▶ [Description of the task]
Copy out every line containing the word "data".

▶ [Supplied information]
· · · · ·

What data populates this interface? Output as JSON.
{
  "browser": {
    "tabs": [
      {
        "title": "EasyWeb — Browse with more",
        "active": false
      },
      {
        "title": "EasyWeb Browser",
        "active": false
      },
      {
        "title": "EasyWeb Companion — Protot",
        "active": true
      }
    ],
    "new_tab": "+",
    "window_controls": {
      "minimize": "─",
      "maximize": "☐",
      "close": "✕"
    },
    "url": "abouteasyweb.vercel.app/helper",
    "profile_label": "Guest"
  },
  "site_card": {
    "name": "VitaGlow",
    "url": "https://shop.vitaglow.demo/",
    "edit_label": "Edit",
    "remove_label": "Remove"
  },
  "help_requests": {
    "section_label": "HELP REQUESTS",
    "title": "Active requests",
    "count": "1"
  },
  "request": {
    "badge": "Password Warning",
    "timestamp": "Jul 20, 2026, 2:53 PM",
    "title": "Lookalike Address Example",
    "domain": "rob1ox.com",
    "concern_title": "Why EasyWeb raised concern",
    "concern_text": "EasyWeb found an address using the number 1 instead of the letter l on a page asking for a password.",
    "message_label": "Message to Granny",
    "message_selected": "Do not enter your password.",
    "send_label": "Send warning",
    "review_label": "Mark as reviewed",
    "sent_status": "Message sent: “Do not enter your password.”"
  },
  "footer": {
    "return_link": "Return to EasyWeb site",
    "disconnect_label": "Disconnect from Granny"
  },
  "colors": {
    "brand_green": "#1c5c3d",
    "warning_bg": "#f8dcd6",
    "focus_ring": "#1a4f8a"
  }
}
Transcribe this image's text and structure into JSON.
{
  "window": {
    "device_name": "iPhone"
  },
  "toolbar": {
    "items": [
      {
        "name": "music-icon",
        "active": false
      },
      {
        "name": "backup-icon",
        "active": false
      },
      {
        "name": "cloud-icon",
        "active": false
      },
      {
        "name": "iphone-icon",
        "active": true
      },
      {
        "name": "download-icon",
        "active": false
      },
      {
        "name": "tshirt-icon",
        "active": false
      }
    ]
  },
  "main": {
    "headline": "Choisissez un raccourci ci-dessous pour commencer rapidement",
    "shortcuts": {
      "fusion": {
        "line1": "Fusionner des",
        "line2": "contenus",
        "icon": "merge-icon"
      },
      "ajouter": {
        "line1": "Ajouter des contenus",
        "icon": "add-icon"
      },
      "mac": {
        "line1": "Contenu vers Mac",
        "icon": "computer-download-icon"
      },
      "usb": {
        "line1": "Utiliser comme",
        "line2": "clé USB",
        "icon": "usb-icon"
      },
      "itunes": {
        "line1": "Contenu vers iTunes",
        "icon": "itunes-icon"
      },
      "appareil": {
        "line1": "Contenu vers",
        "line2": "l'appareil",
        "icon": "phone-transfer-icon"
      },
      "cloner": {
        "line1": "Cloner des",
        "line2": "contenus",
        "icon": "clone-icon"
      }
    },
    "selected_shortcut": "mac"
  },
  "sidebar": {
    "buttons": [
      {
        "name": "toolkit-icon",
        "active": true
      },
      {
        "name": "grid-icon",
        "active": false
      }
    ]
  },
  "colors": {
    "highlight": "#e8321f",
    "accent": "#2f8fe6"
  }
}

· · · · ·

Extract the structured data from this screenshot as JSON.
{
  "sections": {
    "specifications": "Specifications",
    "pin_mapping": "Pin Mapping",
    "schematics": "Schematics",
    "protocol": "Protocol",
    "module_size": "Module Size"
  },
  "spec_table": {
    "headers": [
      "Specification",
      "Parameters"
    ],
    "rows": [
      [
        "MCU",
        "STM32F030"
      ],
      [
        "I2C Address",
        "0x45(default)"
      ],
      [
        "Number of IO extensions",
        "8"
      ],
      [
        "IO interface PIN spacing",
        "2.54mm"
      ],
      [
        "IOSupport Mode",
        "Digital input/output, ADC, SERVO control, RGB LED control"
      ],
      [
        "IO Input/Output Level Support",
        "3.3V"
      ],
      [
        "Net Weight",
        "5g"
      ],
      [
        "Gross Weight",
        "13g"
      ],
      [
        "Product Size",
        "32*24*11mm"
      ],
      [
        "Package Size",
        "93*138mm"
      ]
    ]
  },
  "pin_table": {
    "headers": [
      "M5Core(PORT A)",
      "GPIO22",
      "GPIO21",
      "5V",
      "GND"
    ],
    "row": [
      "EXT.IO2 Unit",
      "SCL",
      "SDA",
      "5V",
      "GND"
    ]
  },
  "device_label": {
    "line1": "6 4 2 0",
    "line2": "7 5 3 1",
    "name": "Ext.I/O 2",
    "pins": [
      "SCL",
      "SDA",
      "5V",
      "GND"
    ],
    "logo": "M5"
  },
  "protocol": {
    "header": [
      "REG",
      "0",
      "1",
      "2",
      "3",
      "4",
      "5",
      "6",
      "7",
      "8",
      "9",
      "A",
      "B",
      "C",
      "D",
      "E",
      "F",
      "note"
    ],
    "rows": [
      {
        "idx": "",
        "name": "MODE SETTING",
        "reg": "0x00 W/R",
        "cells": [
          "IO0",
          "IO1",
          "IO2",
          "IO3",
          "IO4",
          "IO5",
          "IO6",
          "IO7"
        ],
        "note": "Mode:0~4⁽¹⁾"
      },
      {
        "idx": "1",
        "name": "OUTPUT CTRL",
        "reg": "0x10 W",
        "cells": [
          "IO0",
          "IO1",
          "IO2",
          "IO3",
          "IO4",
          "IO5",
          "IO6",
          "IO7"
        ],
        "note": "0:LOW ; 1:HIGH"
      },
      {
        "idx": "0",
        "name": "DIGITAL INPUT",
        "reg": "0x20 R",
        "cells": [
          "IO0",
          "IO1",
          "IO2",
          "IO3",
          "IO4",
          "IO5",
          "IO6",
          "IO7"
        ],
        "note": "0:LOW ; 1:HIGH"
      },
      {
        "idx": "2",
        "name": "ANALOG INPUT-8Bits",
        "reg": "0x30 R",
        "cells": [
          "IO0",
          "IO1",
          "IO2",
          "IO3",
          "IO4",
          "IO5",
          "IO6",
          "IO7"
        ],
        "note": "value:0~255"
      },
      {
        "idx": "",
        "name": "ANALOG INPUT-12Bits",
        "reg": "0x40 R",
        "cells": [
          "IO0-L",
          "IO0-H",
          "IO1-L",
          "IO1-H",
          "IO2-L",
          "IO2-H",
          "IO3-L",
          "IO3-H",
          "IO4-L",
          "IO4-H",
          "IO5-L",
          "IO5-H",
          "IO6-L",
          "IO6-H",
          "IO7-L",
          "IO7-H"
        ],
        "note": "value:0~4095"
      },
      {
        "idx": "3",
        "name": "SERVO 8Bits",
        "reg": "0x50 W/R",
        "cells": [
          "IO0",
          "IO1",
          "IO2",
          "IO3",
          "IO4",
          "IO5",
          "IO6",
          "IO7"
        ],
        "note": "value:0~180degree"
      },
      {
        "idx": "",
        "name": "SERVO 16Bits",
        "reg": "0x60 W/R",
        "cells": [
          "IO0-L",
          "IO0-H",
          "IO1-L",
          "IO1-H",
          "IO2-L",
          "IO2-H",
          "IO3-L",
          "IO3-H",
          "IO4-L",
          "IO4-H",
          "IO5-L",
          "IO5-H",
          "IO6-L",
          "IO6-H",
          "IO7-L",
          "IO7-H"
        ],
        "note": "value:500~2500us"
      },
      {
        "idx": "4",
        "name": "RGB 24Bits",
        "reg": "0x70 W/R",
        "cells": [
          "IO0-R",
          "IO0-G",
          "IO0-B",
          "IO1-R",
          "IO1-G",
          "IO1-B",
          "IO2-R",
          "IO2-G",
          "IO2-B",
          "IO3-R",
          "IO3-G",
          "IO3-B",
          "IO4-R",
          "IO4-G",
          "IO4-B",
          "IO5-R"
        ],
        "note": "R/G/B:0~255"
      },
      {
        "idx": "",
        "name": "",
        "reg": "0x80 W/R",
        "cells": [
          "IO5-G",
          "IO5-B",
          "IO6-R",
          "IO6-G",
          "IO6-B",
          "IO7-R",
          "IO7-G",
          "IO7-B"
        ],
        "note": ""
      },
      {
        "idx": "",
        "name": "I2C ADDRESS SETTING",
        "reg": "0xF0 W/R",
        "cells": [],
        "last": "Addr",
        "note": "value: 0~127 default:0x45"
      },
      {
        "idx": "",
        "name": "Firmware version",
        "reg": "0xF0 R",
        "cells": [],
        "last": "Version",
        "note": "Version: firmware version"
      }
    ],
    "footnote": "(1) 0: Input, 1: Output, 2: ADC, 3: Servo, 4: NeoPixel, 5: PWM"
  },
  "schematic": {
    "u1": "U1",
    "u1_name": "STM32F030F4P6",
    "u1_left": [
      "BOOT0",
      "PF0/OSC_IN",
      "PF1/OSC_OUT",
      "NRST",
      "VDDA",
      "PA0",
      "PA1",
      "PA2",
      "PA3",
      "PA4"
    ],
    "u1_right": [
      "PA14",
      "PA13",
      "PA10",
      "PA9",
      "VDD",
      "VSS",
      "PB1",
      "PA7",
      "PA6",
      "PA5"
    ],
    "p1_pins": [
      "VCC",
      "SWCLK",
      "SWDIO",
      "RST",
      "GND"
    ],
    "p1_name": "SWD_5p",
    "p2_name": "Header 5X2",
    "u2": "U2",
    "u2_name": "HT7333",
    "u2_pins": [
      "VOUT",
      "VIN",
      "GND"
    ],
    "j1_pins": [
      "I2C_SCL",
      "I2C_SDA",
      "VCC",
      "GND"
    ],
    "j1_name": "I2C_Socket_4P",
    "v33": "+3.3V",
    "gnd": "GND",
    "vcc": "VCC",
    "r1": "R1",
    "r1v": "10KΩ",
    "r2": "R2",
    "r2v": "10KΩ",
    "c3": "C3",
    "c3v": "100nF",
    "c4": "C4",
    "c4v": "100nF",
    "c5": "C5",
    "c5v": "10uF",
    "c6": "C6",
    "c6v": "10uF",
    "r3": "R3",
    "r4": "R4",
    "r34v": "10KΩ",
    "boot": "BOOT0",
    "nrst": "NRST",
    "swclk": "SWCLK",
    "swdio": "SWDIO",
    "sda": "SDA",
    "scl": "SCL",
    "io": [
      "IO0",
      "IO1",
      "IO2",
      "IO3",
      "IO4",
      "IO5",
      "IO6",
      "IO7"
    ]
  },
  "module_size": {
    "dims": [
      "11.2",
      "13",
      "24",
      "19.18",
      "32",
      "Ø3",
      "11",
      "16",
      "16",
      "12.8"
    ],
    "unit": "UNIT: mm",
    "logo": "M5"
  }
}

· · · · ·

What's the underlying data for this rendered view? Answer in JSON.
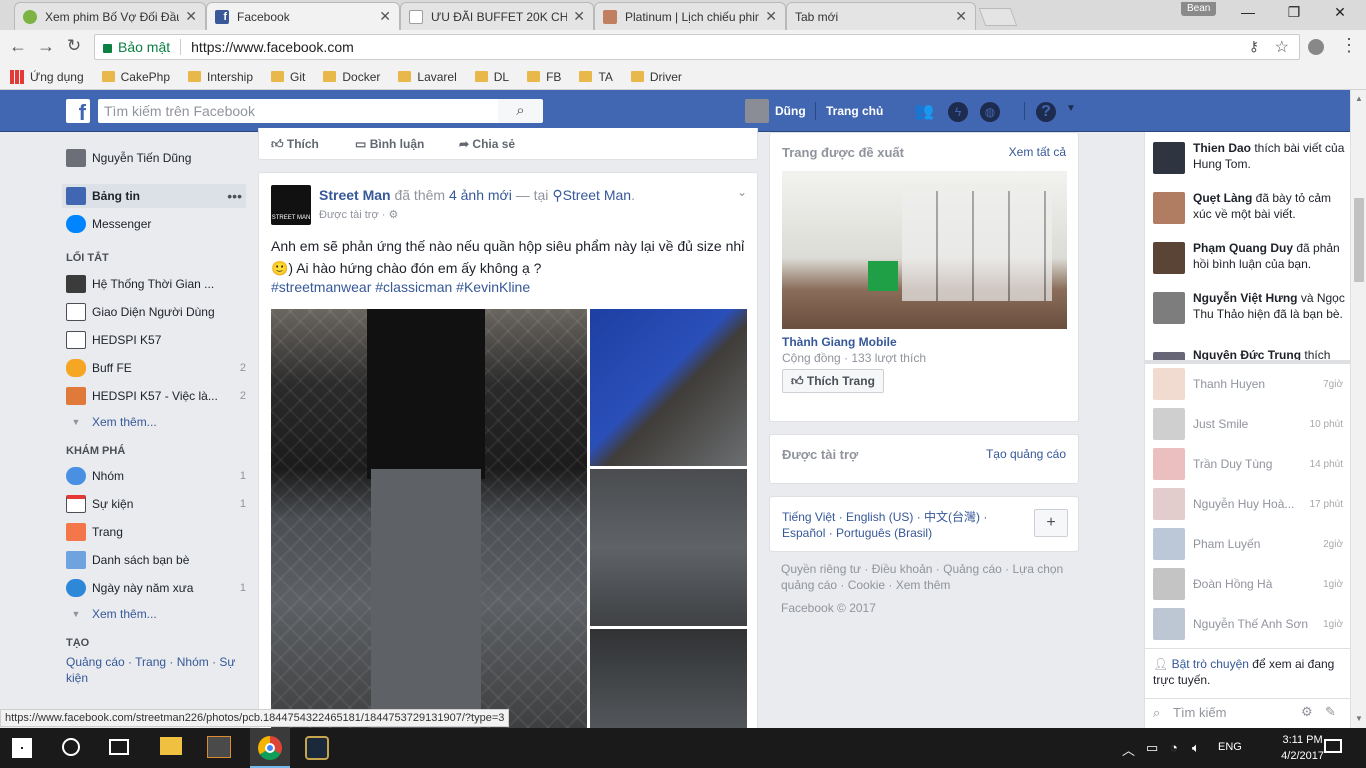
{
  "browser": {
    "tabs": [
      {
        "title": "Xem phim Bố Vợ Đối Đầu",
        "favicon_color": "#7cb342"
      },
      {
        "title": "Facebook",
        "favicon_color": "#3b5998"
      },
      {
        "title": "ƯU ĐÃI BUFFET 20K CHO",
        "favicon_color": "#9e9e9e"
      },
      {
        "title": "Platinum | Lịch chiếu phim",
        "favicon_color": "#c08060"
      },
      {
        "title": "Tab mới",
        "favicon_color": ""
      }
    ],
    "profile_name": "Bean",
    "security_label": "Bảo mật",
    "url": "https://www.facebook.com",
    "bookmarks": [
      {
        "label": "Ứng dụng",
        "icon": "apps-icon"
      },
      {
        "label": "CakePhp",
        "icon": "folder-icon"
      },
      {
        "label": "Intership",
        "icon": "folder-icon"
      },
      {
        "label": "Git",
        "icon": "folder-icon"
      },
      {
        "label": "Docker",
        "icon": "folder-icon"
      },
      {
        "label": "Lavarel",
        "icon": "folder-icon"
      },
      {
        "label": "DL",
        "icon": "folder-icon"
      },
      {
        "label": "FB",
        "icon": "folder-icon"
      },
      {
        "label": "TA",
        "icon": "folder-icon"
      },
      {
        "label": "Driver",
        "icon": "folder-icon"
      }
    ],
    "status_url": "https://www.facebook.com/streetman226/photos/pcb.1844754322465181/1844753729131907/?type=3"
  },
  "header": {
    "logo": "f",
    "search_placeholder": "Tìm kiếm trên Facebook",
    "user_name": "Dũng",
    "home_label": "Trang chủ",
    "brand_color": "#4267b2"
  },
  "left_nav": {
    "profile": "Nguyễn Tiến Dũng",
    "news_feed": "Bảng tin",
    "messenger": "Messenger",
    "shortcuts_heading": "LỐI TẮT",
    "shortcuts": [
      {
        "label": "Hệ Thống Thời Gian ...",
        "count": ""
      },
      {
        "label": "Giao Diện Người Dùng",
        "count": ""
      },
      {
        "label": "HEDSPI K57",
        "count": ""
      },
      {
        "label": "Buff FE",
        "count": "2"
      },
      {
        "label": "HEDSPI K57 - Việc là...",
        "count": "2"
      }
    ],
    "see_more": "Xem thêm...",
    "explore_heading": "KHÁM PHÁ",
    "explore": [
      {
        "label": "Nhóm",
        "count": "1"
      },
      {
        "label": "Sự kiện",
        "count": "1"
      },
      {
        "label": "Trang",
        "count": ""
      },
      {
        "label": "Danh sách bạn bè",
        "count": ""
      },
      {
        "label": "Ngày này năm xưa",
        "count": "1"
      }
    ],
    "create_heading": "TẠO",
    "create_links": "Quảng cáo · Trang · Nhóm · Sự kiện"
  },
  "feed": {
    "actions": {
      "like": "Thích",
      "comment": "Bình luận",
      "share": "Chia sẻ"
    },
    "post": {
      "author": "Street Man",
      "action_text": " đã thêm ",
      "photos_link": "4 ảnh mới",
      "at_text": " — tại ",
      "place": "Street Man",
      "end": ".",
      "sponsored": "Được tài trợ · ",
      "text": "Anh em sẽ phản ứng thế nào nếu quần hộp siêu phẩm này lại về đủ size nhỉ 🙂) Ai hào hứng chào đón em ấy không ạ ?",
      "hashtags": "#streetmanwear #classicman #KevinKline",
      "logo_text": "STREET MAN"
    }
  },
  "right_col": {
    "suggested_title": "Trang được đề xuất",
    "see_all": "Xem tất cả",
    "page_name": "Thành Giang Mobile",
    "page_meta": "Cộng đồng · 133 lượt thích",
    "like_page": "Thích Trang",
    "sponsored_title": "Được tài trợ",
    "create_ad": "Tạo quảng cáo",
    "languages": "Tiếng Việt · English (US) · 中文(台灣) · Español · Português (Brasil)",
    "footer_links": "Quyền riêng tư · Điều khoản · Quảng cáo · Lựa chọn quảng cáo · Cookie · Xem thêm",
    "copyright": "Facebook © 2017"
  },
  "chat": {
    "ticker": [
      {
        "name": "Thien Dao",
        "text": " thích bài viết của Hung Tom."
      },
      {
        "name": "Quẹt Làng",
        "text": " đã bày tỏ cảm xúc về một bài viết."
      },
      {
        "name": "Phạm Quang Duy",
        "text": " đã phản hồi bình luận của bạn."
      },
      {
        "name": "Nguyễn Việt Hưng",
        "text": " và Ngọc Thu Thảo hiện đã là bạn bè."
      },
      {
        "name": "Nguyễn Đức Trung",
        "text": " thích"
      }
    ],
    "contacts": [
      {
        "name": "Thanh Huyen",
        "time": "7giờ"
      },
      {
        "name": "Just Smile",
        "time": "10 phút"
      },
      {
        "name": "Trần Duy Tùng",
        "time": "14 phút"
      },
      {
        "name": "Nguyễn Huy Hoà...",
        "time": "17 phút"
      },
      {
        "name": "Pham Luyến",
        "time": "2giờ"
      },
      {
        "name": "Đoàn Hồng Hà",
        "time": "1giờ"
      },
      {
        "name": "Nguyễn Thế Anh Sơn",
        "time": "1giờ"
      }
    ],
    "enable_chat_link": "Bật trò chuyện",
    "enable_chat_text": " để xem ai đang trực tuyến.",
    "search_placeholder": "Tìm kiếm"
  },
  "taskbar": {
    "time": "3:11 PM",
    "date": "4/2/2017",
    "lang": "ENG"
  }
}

· · · · ·

▶ [Answer to the exercise]
What data populates this interface? Output as JSON.
Extract the structured data from this screenshot as JSON.
What's the underlying data for this rendered view? Answer in JSON.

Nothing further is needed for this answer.